Task details =>
Please set down all the lines beneath this one exactly, without the pictures.

Stored data:
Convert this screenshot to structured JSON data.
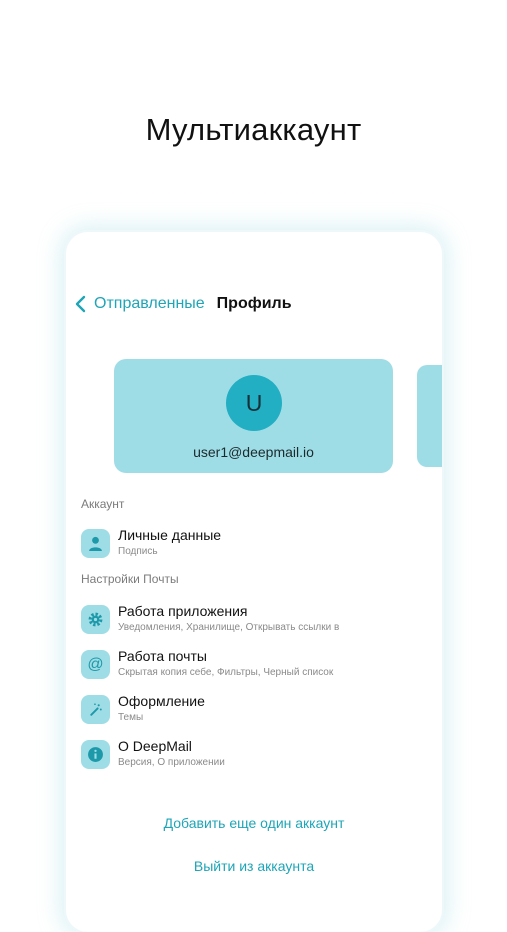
{
  "heading": "Мультиаккаунт",
  "nav": {
    "back_label": "Отправленные",
    "title": "Профиль"
  },
  "account_card": {
    "avatar_letter": "U",
    "email": "user1@deepmail.io"
  },
  "sections": {
    "account": {
      "title": "Аккаунт",
      "items": [
        {
          "title": "Личные данные",
          "subtitle": "Подпись",
          "icon": "person-icon"
        }
      ]
    },
    "mail_settings": {
      "title": "Настройки Почты",
      "items": [
        {
          "title": "Работа приложения",
          "subtitle": "Уведомления, Хранилище, Открывать ссылки в",
          "icon": "gear-icon"
        },
        {
          "title": "Работа почты",
          "subtitle": "Скрытая копия себе, Фильтры, Черный список",
          "icon": "at-icon"
        },
        {
          "title": "Оформление",
          "subtitle": "Темы",
          "icon": "magic-wand-icon"
        },
        {
          "title": "О DeepMail",
          "subtitle": "Версия, О приложении",
          "icon": "info-icon"
        }
      ]
    }
  },
  "actions": {
    "add_account": "Добавить еще один аккаунт",
    "logout": "Выйти из аккаунта"
  },
  "colors": {
    "accent": "#1ea5b7",
    "card": "#9fdde6",
    "avatar": "#22aec3"
  }
}
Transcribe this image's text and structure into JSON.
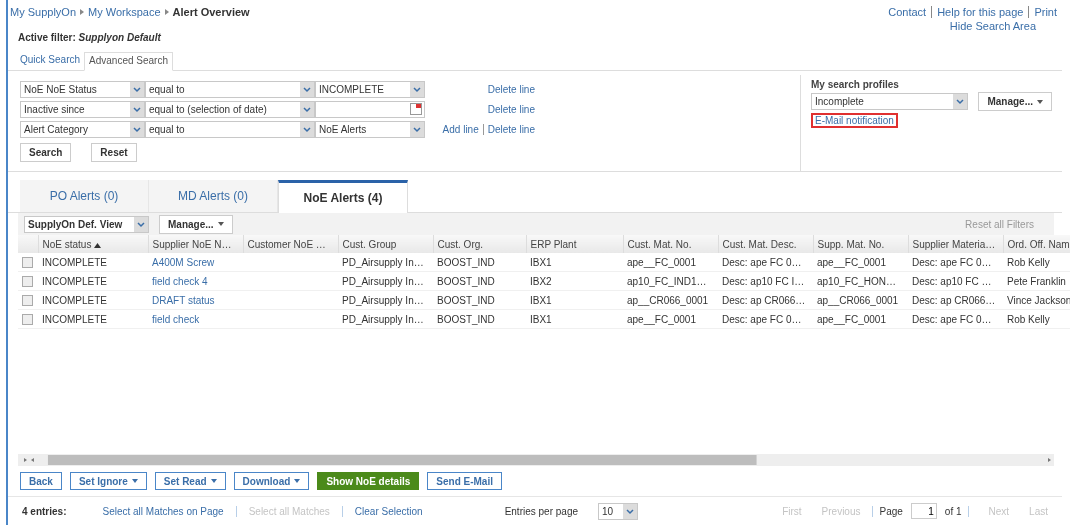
{
  "breadcrumb": [
    {
      "label": "My SupplyOn",
      "current": false
    },
    {
      "label": "My Workspace",
      "current": false
    },
    {
      "label": "Alert Overview",
      "current": true
    }
  ],
  "top_links": [
    "Contact",
    "Help for this page",
    "Print"
  ],
  "hide_search_link": "Hide Search Area",
  "active_filter": {
    "label": "Active filter:",
    "value": "Supplyon Default"
  },
  "search_tabs": [
    {
      "label": "Quick Search",
      "selected": false
    },
    {
      "label": "Advanced Search",
      "selected": true
    }
  ],
  "filter_lines": [
    {
      "field": "NoE NoE Status",
      "operator": "equal to",
      "kind": "select",
      "value": "INCOMPLETE",
      "links": [
        "Delete line"
      ]
    },
    {
      "field": "Inactive since",
      "operator": "equal to (selection of date)",
      "kind": "date",
      "links": [
        "Delete line"
      ]
    },
    {
      "field": "Alert Category",
      "operator": "equal to",
      "kind": "select",
      "value": "NoE Alerts",
      "links": [
        "Add line",
        "Delete line"
      ]
    }
  ],
  "filter_buttons": [
    "Search",
    "Reset"
  ],
  "profiles": {
    "title": "My search profiles",
    "value": "Incomplete",
    "manage": "Manage...",
    "email_link": "E-Mail notification",
    "email_highlighted": true
  },
  "alert_tabs": [
    {
      "label": "PO Alerts (0)",
      "selected": false
    },
    {
      "label": "MD Alerts (0)",
      "selected": false
    },
    {
      "label": "NoE Alerts (4)",
      "selected": true
    }
  ],
  "view": {
    "value": "SupplyOn Def. View",
    "manage": "Manage...",
    "reset_filters": "Reset all Filters"
  },
  "table": {
    "columns": [
      {
        "label": "NoE status",
        "sorted": true,
        "kind": "text"
      },
      {
        "label": "Supplier NoE N…",
        "sorted": false,
        "kind": "link"
      },
      {
        "label": "Customer NoE …",
        "sorted": false,
        "kind": "text"
      },
      {
        "label": "Cust. Group",
        "sorted": false,
        "kind": "text"
      },
      {
        "label": "Cust. Org.",
        "sorted": false,
        "kind": "text"
      },
      {
        "label": "ERP Plant",
        "sorted": false,
        "kind": "text"
      },
      {
        "label": "Cust. Mat. No.",
        "sorted": false,
        "kind": "text"
      },
      {
        "label": "Cust. Mat. Desc.",
        "sorted": false,
        "kind": "text"
      },
      {
        "label": "Supp. Mat. No.",
        "sorted": false,
        "kind": "text"
      },
      {
        "label": "Supplier Materia…",
        "sorted": false,
        "kind": "text"
      },
      {
        "label": "Ord. Off. Nam",
        "sorted": false,
        "kind": "text"
      }
    ],
    "rows": [
      {
        "checked": false,
        "cells": [
          "INCOMPLETE",
          "A400M Screw",
          "",
          "PD_Airsupply In…",
          "BOOST_IND",
          "IBX1",
          "ape__FC_0001",
          "Desc: ape FC 0…",
          "ape__FC_0001",
          "Desc: ape FC 0…",
          "Rob Kelly"
        ]
      },
      {
        "checked": false,
        "cells": [
          "INCOMPLETE",
          "field check 4",
          "",
          "PD_Airsupply In…",
          "BOOST_IND",
          "IBX2",
          "ap10_FC_IND1…",
          "Desc: ap10 FC I…",
          "ap10_FC_HON…",
          "Desc: ap10 FC …",
          "Pete Franklin"
        ]
      },
      {
        "checked": false,
        "cells": [
          "INCOMPLETE",
          "DRAFT status",
          "",
          "PD_Airsupply In…",
          "BOOST_IND",
          "IBX1",
          "ap__CR066_0001",
          "Desc: ap CR066…",
          "ap__CR066_0001",
          "Desc: ap CR066…",
          "Vince Jackson"
        ]
      },
      {
        "checked": false,
        "cells": [
          "INCOMPLETE",
          "field check",
          "",
          "PD_Airsupply In…",
          "BOOST_IND",
          "IBX1",
          "ape__FC_0001",
          "Desc: ape FC 0…",
          "ape__FC_0001",
          "Desc: ape FC 0…",
          "Rob Kelly"
        ]
      }
    ]
  },
  "actions": [
    {
      "label": "Back",
      "kind": "plain"
    },
    {
      "label": "Set Ignore",
      "kind": "menu"
    },
    {
      "label": "Set Read",
      "kind": "menu"
    },
    {
      "label": "Download",
      "kind": "menu"
    },
    {
      "label": "Show NoE details",
      "kind": "primary"
    },
    {
      "label": "Send E-Mail",
      "kind": "plain"
    }
  ],
  "footer": {
    "count": "4 entries:",
    "selection_links": [
      {
        "label": "Select all Matches on Page",
        "disabled": false
      },
      {
        "label": "Select all Matches",
        "disabled": true
      },
      {
        "label": "Clear Selection",
        "disabled": false
      }
    ],
    "per_page_label": "Entries per page",
    "per_page": "10",
    "nav_before": [
      {
        "label": "First",
        "disabled": true
      },
      {
        "label": "Previous",
        "disabled": true
      }
    ],
    "page_label": "Page",
    "page": "1",
    "page_of": "of 1",
    "nav_after": [
      {
        "label": "Next",
        "disabled": true
      },
      {
        "label": "Last",
        "disabled": true
      }
    ]
  }
}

Full solution =>
Convert this screenshot to structured JSON data.
{
  "heading": "Мультиаккаунт",
  "nav": {
    "back_label": "Отправленные",
    "title": "Профиль"
  },
  "account_card": {
    "avatar_letter": "U",
    "email": "user1@deepmail.io"
  },
  "sections": {
    "account": {
      "title": "Аккаунт",
      "items": [
        {
          "title": "Личные данные",
          "subtitle": "Подпись",
          "icon": "person-icon"
        }
      ]
    },
    "mail_settings": {
      "title": "Настройки Почты",
      "items": [
        {
          "title": "Работа приложения",
          "subtitle": "Уведомления, Хранилище, Открывать ссылки в",
          "icon": "gear-icon"
        },
        {
          "title": "Работа почты",
          "subtitle": "Скрытая копия себе, Фильтры, Черный список",
          "icon": "at-icon"
        },
        {
          "title": "Оформление",
          "subtitle": "Темы",
          "icon": "magic-wand-icon"
        },
        {
          "title": "О DeepMail",
          "subtitle": "Версия, О приложении",
          "icon": "info-icon"
        }
      ]
    }
  },
  "actions": {
    "add_account": "Добавить еще один аккаунт",
    "logout": "Выйти из аккаунта"
  },
  "colors": {
    "accent": "#1ea5b7",
    "card": "#9fdde6",
    "avatar": "#22aec3"
  }
}
Transcribe this image's text and structure into JSON.
{
  "breadcrumb": [
    {
      "label": "My SupplyOn",
      "current": false
    },
    {
      "label": "My Workspace",
      "current": false
    },
    {
      "label": "Alert Overview",
      "current": true
    }
  ],
  "top_links": [
    "Contact",
    "Help for this page",
    "Print"
  ],
  "hide_search_link": "Hide Search Area",
  "active_filter": {
    "label": "Active filter:",
    "value": "Supplyon Default"
  },
  "search_tabs": [
    {
      "label": "Quick Search",
      "selected": false
    },
    {
      "label": "Advanced Search",
      "selected": true
    }
  ],
  "filter_lines": [
    {
      "field": "NoE NoE Status",
      "operator": "equal to",
      "kind": "select",
      "value": "INCOMPLETE",
      "links": [
        "Delete line"
      ]
    },
    {
      "field": "Inactive since",
      "operator": "equal to (selection of date)",
      "kind": "date",
      "links": [
        "Delete line"
      ]
    },
    {
      "field": "Alert Category",
      "operator": "equal to",
      "kind": "select",
      "value": "NoE Alerts",
      "links": [
        "Add line",
        "Delete line"
      ]
    }
  ],
  "filter_buttons": [
    "Search",
    "Reset"
  ],
  "profiles": {
    "title": "My search profiles",
    "value": "Incomplete",
    "manage": "Manage...",
    "email_link": "E-Mail notification",
    "email_highlighted": true
  },
  "alert_tabs": [
    {
      "label": "PO Alerts (0)",
      "selected": false
    },
    {
      "label": "MD Alerts (0)",
      "selected": false
    },
    {
      "label": "NoE Alerts (4)",
      "selected": true
    }
  ],
  "view": {
    "value": "SupplyOn Def. View",
    "manage": "Manage...",
    "reset_filters": "Reset all Filters"
  },
  "table": {
    "columns": [
      {
        "label": "NoE status",
        "sorted": true,
        "kind": "text"
      },
      {
        "label": "Supplier NoE N…",
        "sorted": false,
        "kind": "link"
      },
      {
        "label": "Customer NoE …",
        "sorted": false,
        "kind": "text"
      },
      {
        "label": "Cust. Group",
        "sorted": false,
        "kind": "text"
      },
      {
        "label": "Cust. Org.",
        "sorted": false,
        "kind": "text"
      },
      {
        "label": "ERP Plant",
        "sorted": false,
        "kind": "text"
      },
      {
        "label": "Cust. Mat. No.",
        "sorted": false,
        "kind": "text"
      },
      {
        "label": "Cust. Mat. Desc.",
        "sorted": false,
        "kind": "text"
      },
      {
        "label": "Supp. Mat. No.",
        "sorted": false,
        "kind": "text"
      },
      {
        "label": "Supplier Materia…",
        "sorted": false,
        "kind": "text"
      },
      {
        "label": "Ord. Off. Nam",
        "sorted": false,
        "kind": "text"
      }
    ],
    "rows": [
      {
        "checked": false,
        "cells": [
          "INCOMPLETE",
          "A400M Screw",
          "",
          "PD_Airsupply In…",
          "BOOST_IND",
          "IBX1",
          "ape__FC_0001",
          "Desc: ape FC 0…",
          "ape__FC_0001",
          "Desc: ape FC 0…",
          "Rob Kelly"
        ]
      },
      {
        "checked": false,
        "cells": [
          "INCOMPLETE",
          "field check 4",
          "",
          "PD_Airsupply In…",
          "BOOST_IND",
          "IBX2",
          "ap10_FC_IND1…",
          "Desc: ap10 FC I…",
          "ap10_FC_HON…",
          "Desc: ap10 FC …",
          "Pete Franklin"
        ]
      },
      {
        "checked": false,
        "cells": [
          "INCOMPLETE",
          "DRAFT status",
          "",
          "PD_Airsupply In…",
          "BOOST_IND",
          "IBX1",
          "ap__CR066_0001",
          "Desc: ap CR066…",
          "ap__CR066_0001",
          "Desc: ap CR066…",
          "Vince Jackson"
        ]
      },
      {
        "checked": false,
        "cells": [
          "INCOMPLETE",
          "field check",
          "",
          "PD_Airsupply In…",
          "BOOST_IND",
          "IBX1",
          "ape__FC_0001",
          "Desc: ape FC 0…",
          "ape__FC_0001",
          "Desc: ape FC 0…",
          "Rob Kelly"
        ]
      }
    ]
  },
  "actions": [
    {
      "label": "Back",
      "kind": "plain"
    },
    {
      "label": "Set Ignore",
      "kind": "menu"
    },
    {
      "label": "Set Read",
      "kind": "menu"
    },
    {
      "label": "Download",
      "kind": "menu"
    },
    {
      "label": "Show NoE details",
      "kind": "primary"
    },
    {
      "label": "Send E-Mail",
      "kind": "plain"
    }
  ],
  "footer": {
    "count": "4 entries:",
    "selection_links": [
      {
        "label": "Select all Matches on Page",
        "disabled": false
      },
      {
        "label": "Select all Matches",
        "disabled": true
      },
      {
        "label": "Clear Selection",
        "disabled": false
      }
    ],
    "per_page_label": "Entries per page",
    "per_page": "10",
    "nav_before": [
      {
        "label": "First",
        "disabled": true
      },
      {
        "label": "Previous",
        "disabled": true
      }
    ],
    "page_label": "Page",
    "page": "1",
    "page_of": "of 1",
    "nav_after": [
      {
        "label": "Next",
        "disabled": true
      },
      {
        "label": "Last",
        "disabled": true
      }
    ]
  }
}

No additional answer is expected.